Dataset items
▬▬▬▬▬▬

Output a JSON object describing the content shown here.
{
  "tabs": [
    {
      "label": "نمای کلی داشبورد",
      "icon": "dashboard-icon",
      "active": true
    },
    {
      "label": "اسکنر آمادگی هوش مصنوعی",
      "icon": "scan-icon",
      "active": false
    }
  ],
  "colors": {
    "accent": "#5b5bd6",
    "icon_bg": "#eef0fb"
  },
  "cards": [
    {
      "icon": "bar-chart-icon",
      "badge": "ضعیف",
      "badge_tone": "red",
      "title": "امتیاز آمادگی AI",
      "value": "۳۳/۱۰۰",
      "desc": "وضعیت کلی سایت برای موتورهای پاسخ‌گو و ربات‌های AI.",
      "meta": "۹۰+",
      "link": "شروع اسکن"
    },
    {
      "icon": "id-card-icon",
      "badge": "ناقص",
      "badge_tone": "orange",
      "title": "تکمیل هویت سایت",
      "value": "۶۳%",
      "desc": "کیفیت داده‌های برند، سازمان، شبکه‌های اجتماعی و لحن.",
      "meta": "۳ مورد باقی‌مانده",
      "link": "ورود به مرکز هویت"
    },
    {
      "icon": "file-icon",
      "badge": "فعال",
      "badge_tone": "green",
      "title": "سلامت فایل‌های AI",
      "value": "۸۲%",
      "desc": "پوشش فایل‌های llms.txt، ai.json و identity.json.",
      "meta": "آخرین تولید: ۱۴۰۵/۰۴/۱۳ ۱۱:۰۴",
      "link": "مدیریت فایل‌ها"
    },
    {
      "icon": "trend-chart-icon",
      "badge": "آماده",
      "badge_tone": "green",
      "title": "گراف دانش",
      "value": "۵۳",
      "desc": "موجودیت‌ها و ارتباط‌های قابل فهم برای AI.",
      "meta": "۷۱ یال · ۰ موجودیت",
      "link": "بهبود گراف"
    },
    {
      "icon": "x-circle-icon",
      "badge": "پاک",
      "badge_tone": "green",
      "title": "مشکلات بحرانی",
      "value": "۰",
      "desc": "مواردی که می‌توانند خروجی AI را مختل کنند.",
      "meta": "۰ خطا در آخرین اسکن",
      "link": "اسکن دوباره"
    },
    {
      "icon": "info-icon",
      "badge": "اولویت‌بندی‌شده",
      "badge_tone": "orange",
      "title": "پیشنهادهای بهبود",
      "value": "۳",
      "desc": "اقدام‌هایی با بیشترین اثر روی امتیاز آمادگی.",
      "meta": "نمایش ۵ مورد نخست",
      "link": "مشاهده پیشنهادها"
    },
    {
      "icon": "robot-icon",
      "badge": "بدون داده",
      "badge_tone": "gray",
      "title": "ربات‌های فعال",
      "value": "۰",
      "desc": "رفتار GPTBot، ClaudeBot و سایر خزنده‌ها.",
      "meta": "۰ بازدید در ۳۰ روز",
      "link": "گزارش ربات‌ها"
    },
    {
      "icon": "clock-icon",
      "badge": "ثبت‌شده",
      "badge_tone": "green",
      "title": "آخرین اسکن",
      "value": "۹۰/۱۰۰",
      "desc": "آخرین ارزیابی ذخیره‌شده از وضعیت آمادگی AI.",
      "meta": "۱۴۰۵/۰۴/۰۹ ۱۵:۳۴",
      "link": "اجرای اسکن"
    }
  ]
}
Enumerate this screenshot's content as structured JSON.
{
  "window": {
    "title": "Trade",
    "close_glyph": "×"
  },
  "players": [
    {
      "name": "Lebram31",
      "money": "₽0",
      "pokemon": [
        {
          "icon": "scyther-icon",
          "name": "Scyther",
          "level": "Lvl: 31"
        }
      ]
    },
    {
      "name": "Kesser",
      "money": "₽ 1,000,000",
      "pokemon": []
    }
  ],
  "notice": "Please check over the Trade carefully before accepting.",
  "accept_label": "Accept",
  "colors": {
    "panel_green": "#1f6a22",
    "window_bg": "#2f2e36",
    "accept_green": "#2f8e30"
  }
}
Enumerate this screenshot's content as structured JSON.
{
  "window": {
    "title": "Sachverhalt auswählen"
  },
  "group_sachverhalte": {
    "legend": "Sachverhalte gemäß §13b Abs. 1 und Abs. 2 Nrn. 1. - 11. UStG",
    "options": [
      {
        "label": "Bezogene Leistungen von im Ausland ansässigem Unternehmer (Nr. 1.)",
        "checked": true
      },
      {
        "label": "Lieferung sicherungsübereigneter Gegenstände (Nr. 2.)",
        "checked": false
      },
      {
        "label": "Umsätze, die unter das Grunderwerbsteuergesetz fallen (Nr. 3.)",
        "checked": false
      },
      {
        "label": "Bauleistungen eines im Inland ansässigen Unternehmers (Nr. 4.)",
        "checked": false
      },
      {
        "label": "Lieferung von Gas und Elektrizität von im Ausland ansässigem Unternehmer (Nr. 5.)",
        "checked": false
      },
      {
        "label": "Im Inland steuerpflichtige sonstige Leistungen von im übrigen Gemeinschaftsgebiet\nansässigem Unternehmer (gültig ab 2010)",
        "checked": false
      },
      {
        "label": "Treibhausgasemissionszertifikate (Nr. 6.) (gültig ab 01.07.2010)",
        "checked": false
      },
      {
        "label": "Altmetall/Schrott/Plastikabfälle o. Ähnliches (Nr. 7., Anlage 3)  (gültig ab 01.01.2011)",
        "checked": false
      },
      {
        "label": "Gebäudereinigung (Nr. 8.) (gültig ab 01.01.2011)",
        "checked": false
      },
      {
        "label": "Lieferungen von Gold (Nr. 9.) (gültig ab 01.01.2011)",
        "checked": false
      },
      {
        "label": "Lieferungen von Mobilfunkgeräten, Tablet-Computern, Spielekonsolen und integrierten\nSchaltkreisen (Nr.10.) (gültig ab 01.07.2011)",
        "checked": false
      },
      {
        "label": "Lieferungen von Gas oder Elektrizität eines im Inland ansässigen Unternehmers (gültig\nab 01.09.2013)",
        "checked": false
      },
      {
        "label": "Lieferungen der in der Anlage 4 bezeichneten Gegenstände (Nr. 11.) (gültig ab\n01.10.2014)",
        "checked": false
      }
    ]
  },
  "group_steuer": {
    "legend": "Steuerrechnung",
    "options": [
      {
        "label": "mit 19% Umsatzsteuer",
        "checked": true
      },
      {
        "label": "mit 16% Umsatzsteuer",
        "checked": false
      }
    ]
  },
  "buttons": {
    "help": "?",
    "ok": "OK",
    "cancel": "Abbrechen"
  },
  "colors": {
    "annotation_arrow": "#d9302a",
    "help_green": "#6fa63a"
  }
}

▬▬▬▬▬▬

▶ **TASK**
Locate the word "مورد" in the records above, and return each line that has it.

▶ **ANSWER FOR THE TASK**
      "meta": "۳ مورد باقی‌مانده",
      "meta": "نمایش ۵ مورد نخست",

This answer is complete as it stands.